START LISTING

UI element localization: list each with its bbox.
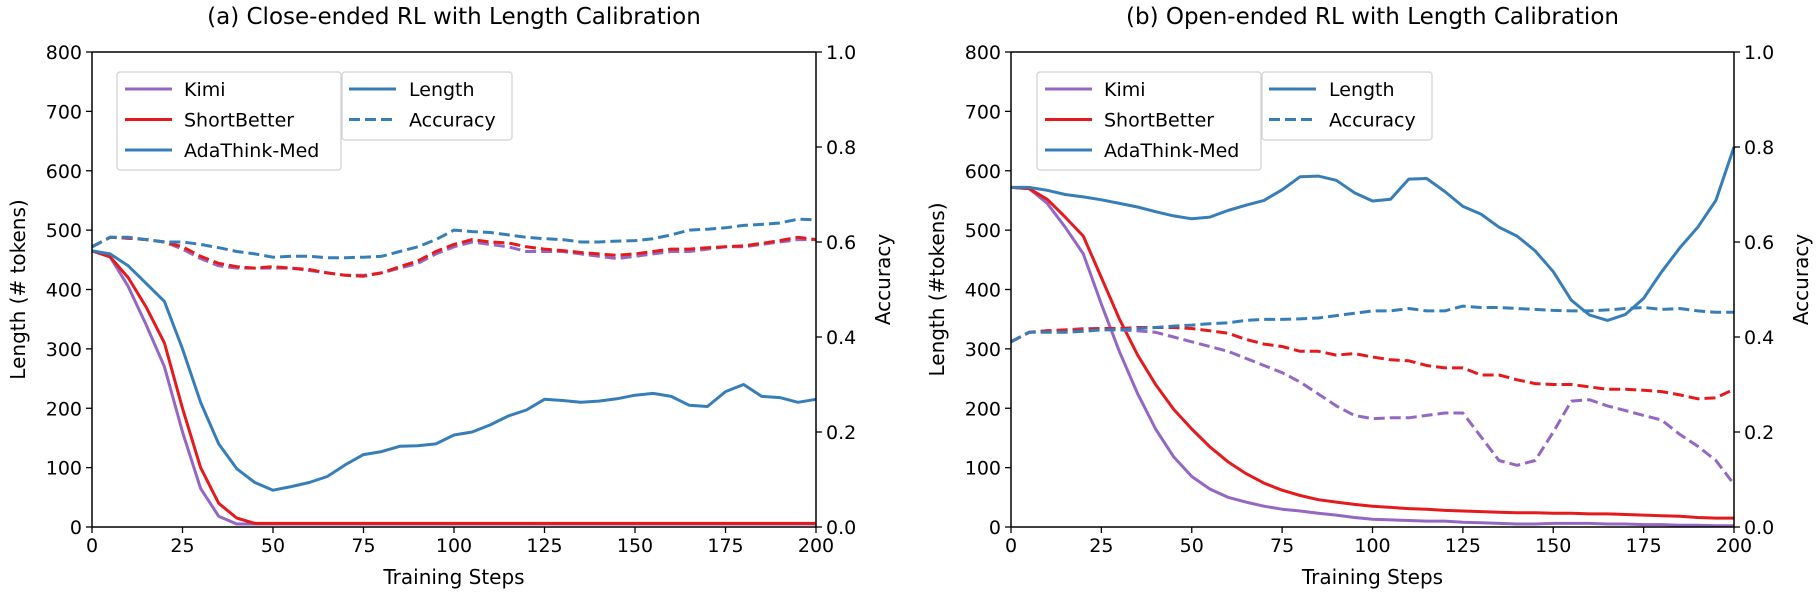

END LISTING
START LISTING

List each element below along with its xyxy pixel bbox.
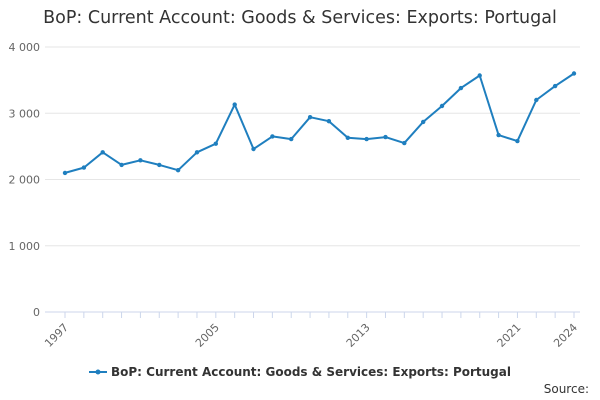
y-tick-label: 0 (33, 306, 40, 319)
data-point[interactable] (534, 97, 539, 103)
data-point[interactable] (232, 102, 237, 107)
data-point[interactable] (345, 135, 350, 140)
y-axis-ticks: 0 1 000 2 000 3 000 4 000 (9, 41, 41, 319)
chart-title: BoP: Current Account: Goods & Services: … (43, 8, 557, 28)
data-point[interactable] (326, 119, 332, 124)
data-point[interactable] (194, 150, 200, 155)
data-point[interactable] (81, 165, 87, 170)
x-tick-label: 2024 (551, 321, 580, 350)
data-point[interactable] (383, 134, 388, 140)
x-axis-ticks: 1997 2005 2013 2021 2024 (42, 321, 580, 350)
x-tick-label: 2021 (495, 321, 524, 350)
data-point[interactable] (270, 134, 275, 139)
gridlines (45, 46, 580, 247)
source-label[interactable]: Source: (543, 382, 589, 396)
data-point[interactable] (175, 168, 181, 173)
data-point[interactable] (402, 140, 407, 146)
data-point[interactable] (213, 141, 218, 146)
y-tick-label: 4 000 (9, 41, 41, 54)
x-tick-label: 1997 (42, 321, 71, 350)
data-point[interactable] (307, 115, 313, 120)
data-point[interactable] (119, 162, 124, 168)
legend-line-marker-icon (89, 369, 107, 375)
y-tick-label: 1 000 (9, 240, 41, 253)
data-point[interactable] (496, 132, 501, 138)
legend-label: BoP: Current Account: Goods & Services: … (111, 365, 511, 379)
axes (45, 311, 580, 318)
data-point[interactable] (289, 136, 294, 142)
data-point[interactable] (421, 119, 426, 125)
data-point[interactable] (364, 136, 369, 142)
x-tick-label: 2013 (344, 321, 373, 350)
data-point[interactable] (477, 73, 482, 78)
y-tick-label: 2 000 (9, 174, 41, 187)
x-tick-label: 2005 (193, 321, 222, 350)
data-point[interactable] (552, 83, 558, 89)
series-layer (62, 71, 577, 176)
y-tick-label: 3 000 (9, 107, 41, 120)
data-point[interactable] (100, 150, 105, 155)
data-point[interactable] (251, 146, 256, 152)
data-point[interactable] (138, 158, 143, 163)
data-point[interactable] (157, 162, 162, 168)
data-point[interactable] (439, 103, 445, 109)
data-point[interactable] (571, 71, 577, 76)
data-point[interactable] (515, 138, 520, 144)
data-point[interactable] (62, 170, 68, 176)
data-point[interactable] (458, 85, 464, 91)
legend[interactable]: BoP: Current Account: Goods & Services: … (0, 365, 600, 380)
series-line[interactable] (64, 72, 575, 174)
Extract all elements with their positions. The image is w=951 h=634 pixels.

END LISTING
START LISTING

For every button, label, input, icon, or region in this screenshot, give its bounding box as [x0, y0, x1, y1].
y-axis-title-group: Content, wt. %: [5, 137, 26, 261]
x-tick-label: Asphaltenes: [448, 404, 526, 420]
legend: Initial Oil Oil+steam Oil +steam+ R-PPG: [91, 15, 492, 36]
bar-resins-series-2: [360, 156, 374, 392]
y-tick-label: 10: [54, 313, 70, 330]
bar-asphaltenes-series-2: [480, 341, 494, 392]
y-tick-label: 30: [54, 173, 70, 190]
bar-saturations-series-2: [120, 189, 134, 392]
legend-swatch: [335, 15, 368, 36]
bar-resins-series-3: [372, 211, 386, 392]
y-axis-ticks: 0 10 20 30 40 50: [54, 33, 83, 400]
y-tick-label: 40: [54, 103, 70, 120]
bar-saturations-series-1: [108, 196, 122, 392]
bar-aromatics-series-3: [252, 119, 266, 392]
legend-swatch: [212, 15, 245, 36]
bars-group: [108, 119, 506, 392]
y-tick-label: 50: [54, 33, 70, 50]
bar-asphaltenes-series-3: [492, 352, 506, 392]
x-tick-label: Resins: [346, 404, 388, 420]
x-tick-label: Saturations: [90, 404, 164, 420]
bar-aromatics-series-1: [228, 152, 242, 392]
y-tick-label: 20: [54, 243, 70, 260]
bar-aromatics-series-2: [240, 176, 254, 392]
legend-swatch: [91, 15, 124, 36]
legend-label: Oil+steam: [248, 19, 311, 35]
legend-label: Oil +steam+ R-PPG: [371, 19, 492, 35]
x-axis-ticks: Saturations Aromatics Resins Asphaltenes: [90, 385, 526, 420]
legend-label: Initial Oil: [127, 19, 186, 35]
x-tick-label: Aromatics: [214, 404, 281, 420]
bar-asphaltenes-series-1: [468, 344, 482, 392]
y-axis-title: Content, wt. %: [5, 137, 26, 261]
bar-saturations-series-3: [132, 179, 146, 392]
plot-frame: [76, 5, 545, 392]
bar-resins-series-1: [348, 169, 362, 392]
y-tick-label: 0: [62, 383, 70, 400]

END LISTING

> [AIM OF THE TASK]
Update the listing lines from the line with "List each element" up to and including the line with "data-point[interactable] (194, 150, 200, 155)" by replacing "chart-title" with "plot-title" and keeping all else unchanged. Give only those lines and omit the pictures.

> [THE RESULT]
List each element below along with its xyxy pixel bbox.
y-tick-label: 0 (33, 306, 40, 319)
data-point[interactable] (534, 97, 539, 103)
data-point[interactable] (232, 102, 237, 107)
data-point[interactable] (345, 135, 350, 140)
y-axis-ticks: 0 1 000 2 000 3 000 4 000 (9, 41, 41, 319)
plot-title: BoP: Current Account: Goods & Services: … (43, 8, 557, 28)
data-point[interactable] (326, 119, 332, 124)
data-point[interactable] (194, 150, 200, 155)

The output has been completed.